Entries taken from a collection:
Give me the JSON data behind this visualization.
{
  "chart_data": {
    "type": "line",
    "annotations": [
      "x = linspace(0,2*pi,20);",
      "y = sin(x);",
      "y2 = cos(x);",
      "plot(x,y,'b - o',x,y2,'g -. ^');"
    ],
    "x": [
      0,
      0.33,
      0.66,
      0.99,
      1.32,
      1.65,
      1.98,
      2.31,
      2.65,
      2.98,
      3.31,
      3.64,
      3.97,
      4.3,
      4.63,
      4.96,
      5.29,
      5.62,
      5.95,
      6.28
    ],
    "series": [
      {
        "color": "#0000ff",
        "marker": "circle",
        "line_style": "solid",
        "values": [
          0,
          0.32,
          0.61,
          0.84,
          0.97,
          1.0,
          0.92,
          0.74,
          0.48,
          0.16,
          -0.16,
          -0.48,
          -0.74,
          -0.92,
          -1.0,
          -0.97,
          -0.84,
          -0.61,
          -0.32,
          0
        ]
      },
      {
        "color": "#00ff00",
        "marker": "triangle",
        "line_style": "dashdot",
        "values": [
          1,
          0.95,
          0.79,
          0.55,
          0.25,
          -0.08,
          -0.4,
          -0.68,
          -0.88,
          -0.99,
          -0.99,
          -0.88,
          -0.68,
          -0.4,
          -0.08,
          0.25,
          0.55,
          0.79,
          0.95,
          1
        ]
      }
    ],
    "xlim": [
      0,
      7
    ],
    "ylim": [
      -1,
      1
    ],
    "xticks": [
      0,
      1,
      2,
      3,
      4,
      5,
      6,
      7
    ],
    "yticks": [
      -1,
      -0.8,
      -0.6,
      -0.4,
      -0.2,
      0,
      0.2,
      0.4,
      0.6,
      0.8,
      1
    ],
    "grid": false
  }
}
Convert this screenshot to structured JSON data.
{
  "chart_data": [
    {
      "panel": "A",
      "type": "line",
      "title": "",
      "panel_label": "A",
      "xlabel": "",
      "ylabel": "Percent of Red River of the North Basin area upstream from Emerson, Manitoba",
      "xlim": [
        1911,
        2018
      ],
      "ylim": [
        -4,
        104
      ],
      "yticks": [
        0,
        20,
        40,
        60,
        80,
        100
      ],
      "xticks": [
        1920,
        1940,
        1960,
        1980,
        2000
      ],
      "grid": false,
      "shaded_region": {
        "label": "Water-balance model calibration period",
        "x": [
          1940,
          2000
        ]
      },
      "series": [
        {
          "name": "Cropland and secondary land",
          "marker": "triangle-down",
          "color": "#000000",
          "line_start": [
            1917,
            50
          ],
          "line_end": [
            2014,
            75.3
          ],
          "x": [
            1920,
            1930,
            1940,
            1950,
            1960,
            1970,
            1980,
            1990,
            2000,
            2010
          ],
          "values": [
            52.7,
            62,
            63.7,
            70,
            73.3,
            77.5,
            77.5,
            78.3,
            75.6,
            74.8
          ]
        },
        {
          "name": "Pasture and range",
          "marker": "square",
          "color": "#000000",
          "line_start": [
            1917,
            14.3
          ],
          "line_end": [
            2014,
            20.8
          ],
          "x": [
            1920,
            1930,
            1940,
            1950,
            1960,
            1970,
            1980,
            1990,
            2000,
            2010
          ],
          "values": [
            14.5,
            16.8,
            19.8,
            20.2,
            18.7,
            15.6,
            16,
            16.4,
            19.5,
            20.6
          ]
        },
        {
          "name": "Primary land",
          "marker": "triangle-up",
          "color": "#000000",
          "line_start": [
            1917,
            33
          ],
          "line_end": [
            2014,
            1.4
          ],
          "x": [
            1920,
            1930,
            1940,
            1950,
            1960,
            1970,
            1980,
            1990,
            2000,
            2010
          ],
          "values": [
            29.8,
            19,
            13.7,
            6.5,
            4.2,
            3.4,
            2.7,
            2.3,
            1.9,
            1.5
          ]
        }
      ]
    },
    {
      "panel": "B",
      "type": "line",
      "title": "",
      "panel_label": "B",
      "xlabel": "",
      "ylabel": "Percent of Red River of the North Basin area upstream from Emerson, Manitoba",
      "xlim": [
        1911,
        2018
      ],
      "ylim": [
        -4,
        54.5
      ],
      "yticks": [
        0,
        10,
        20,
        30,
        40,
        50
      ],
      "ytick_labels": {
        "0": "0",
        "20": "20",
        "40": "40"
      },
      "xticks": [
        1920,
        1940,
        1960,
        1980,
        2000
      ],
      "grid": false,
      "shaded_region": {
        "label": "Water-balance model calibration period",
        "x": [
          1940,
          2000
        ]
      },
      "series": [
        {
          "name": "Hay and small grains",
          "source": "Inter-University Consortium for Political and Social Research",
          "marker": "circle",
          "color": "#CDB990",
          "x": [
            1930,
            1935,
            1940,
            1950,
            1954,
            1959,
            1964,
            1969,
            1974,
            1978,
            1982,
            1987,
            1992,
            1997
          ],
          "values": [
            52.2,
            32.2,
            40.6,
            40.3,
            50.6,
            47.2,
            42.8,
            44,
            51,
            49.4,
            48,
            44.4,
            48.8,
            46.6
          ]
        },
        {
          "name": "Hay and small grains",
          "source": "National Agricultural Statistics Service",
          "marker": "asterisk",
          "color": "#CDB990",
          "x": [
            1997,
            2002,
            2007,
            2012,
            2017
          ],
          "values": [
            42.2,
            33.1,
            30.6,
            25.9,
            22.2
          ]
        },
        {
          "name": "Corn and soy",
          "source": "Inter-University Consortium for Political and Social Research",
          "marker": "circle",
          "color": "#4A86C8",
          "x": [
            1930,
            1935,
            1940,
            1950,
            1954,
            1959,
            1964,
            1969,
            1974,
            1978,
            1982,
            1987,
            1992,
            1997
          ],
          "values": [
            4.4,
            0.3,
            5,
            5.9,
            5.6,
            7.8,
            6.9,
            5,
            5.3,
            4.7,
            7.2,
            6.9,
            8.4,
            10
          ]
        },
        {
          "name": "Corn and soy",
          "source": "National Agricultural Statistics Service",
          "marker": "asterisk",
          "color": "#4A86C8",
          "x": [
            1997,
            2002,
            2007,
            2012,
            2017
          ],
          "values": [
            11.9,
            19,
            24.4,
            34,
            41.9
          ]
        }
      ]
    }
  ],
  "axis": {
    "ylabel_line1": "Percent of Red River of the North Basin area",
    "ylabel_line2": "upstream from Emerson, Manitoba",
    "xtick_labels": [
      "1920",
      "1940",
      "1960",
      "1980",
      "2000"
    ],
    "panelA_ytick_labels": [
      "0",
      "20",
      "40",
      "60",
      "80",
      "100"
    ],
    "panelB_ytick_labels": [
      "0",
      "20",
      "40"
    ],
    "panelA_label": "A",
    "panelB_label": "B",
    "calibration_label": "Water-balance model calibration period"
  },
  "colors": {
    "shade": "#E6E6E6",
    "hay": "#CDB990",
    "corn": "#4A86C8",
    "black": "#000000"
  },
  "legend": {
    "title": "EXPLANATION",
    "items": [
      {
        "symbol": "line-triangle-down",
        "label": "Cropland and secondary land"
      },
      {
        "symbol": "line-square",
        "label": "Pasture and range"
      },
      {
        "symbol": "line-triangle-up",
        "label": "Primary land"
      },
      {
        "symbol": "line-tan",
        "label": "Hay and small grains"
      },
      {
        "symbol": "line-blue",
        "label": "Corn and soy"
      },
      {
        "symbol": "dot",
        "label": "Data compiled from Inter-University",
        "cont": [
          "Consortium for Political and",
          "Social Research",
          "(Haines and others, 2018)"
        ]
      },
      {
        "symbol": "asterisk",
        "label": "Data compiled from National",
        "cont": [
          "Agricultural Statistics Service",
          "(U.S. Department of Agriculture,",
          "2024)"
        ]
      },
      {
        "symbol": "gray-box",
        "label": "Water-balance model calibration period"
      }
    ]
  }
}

» The exercise
From the listing above, reproduce all the lines exactly.

» Complete response
Give me the JSON data behind this visualization.
{
  "chart_data": {
    "type": "line",
    "annotations": [
      "x = linspace(0,2*pi,20);",
      "y = sin(x);",
      "y2 = cos(x);",
      "plot(x,y,'b - o',x,y2,'g -. ^');"
    ],
    "x": [
      0,
      0.33,
      0.66,
      0.99,
      1.32,
      1.65,
      1.98,
      2.31,
      2.65,
      2.98,
      3.31,
      3.64,
      3.97,
      4.3,
      4.63,
      4.96,
      5.29,
      5.62,
      5.95,
      6.28
    ],
    "series": [
      {
        "color": "#0000ff",
        "marker": "circle",
        "line_style": "solid",
        "values": [
          0,
          0.32,
          0.61,
          0.84,
          0.97,
          1.0,
          0.92,
          0.74,
          0.48,
          0.16,
          -0.16,
          -0.48,
          -0.74,
          -0.92,
          -1.0,
          -0.97,
          -0.84,
          -0.61,
          -0.32,
          0
        ]
      },
      {
        "color": "#00ff00",
        "marker": "triangle",
        "line_style": "dashdot",
        "values": [
          1,
          0.95,
          0.79,
          0.55,
          0.25,
          -0.08,
          -0.4,
          -0.68,
          -0.88,
          -0.99,
          -0.99,
          -0.88,
          -0.68,
          -0.4,
          -0.08,
          0.25,
          0.55,
          0.79,
          0.95,
          1
        ]
      }
    ],
    "xlim": [
      0,
      7
    ],
    "ylim": [
      -1,
      1
    ],
    "xticks": [
      0,
      1,
      2,
      3,
      4,
      5,
      6,
      7
    ],
    "yticks": [
      -1,
      -0.8,
      -0.6,
      -0.4,
      -0.2,
      0,
      0.2,
      0.4,
      0.6,
      0.8,
      1
    ],
    "grid": false
  }
}
Convert this screenshot to structured JSON data.
{
  "chart_data": [
    {
      "panel": "A",
      "type": "line",
      "title": "",
      "panel_label": "A",
      "xlabel": "",
      "ylabel": "Percent of Red River of the North Basin area upstream from Emerson, Manitoba",
      "xlim": [
        1911,
        2018
      ],
      "ylim": [
        -4,
        104
      ],
      "yticks": [
        0,
        20,
        40,
        60,
        80,
        100
      ],
      "xticks": [
        1920,
        1940,
        1960,
        1980,
        2000
      ],
      "grid": false,
      "shaded_region": {
        "label": "Water-balance model calibration period",
        "x": [
          1940,
          2000
        ]
      },
      "series": [
        {
          "name": "Cropland and secondary land",
          "marker": "triangle-down",
          "color": "#000000",
          "line_start": [
            1917,
            50
          ],
          "line_end": [
            2014,
            75.3
          ],
          "x": [
            1920,
            1930,
            1940,
            1950,
            1960,
            1970,
            1980,
            1990,
            2000,
            2010
          ],
          "values": [
            52.7,
            62,
            63.7,
            70,
            73.3,
            77.5,
            77.5,
            78.3,
            75.6,
            74.8
          ]
        },
        {
          "name": "Pasture and range",
          "marker": "square",
          "color": "#000000",
          "line_start": [
            1917,
            14.3
          ],
          "line_end": [
            2014,
            20.8
          ],
          "x": [
            1920,
            1930,
            1940,
            1950,
            1960,
            1970,
            1980,
            1990,
            2000,
            2010
          ],
          "values": [
            14.5,
            16.8,
            19.8,
            20.2,
            18.7,
            15.6,
            16,
            16.4,
            19.5,
            20.6
          ]
        },
        {
          "name": "Primary land",
          "marker": "triangle-up",
          "color": "#000000",
          "line_start": [
            1917,
            33
          ],
          "line_end": [
            2014,
            1.4
          ],
          "x": [
            1920,
            1930,
            1940,
            1950,
            1960,
            1970,
            1980,
            1990,
            2000,
            2010
          ],
          "values": [
            29.8,
            19,
            13.7,
            6.5,
            4.2,
            3.4,
            2.7,
            2.3,
            1.9,
            1.5
          ]
        }
      ]
    },
    {
      "panel": "B",
      "type": "line",
      "title": "",
      "panel_label": "B",
      "xlabel": "",
      "ylabel": "Percent of Red River of the North Basin area upstream from Emerson, Manitoba",
      "xlim": [
        1911,
        2018
      ],
      "ylim": [
        -4,
        54.5
      ],
      "yticks": [
        0,
        10,
        20,
        30,
        40,
        50
      ],
      "ytick_labels": {
        "0": "0",
        "20": "20",
        "40": "40"
      },
      "xticks": [
        1920,
        1940,
        1960,
        1980,
        2000
      ],
      "grid": false,
      "shaded_region": {
        "label": "Water-balance model calibration period",
        "x": [
          1940,
          2000
        ]
      },
      "series": [
        {
          "name": "Hay and small grains",
          "source": "Inter-University Consortium for Political and Social Research",
          "marker": "circle",
          "color": "#CDB990",
          "x": [
            1930,
            1935,
            1940,
            1950,
            1954,
            1959,
            1964,
            1969,
            1974,
            1978,
            1982,
            1987,
            1992,
            1997
          ],
          "values": [
            52.2,
            32.2,
            40.6,
            40.3,
            50.6,
            47.2,
            42.8,
            44,
            51,
            49.4,
            48,
            44.4,
            48.8,
            46.6
          ]
        },
        {
          "name": "Hay and small grains",
          "source": "National Agricultural Statistics Service",
          "marker": "asterisk",
          "color": "#CDB990",
          "x": [
            1997,
            2002,
            2007,
            2012,
            2017
          ],
          "values": [
            42.2,
            33.1,
            30.6,
            25.9,
            22.2
          ]
        },
        {
          "name": "Corn and soy",
          "source": "Inter-University Consortium for Political and Social Research",
          "marker": "circle",
          "color": "#4A86C8",
          "x": [
            1930,
            1935,
            1940,
            1950,
            1954,
            1959,
            1964,
            1969,
            1974,
            1978,
            1982,
            1987,
            1992,
            1997
          ],
          "values": [
            4.4,
            0.3,
            5,
            5.9,
            5.6,
            7.8,
            6.9,
            5,
            5.3,
            4.7,
            7.2,
            6.9,
            8.4,
            10
          ]
        },
        {
          "name": "Corn and soy",
          "source": "National Agricultural Statistics Service",
          "marker": "asterisk",
          "color": "#4A86C8",
          "x": [
            1997,
            2002,
            2007,
            2012,
            2017
          ],
          "values": [
            11.9,
            19,
            24.4,
            34,
            41.9
          ]
        }
      ]
    }
  ],
  "axis": {
    "ylabel_line1": "Percent of Red River of the North Basin area",
    "ylabel_line2": "upstream from Emerson, Manitoba",
    "xtick_labels": [
      "1920",
      "1940",
      "1960",
      "1980",
      "2000"
    ],
    "panelA_ytick_labels": [
      "0",
      "20",
      "40",
      "60",
      "80",
      "100"
    ],
    "panelB_ytick_labels": [
      "0",
      "20",
      "40"
    ],
    "panelA_label": "A",
    "panelB_label": "B",
    "calibration_label": "Water-balance model calibration period"
  },
  "colors": {
    "shade": "#E6E6E6",
    "hay": "#CDB990",
    "corn": "#4A86C8",
    "black": "#000000"
  },
  "legend": {
    "title": "EXPLANATION",
    "items": [
      {
        "symbol": "line-triangle-down",
        "label": "Cropland and secondary land"
      },
      {
        "symbol": "line-square",
        "label": "Pasture and range"
      },
      {
        "symbol": "line-triangle-up",
        "label": "Primary land"
      },
      {
        "symbol": "line-tan",
        "label": "Hay and small grains"
      },
      {
        "symbol": "line-blue",
        "label": "Corn and soy"
      },
      {
        "symbol": "dot",
        "label": "Data compiled from Inter-University",
        "cont": [
          "Consortium for Political and",
          "Social Research",
          "(Haines and others, 2018)"
        ]
      },
      {
        "symbol": "asterisk",
        "label": "Data compiled from National",
        "cont": [
          "Agricultural Statistics Service",
          "(U.S. Department of Agriculture,",
          "2024)"
        ]
      },
      {
        "symbol": "gray-box",
        "label": "Water-balance model calibration period"
      }
    ]
  }
}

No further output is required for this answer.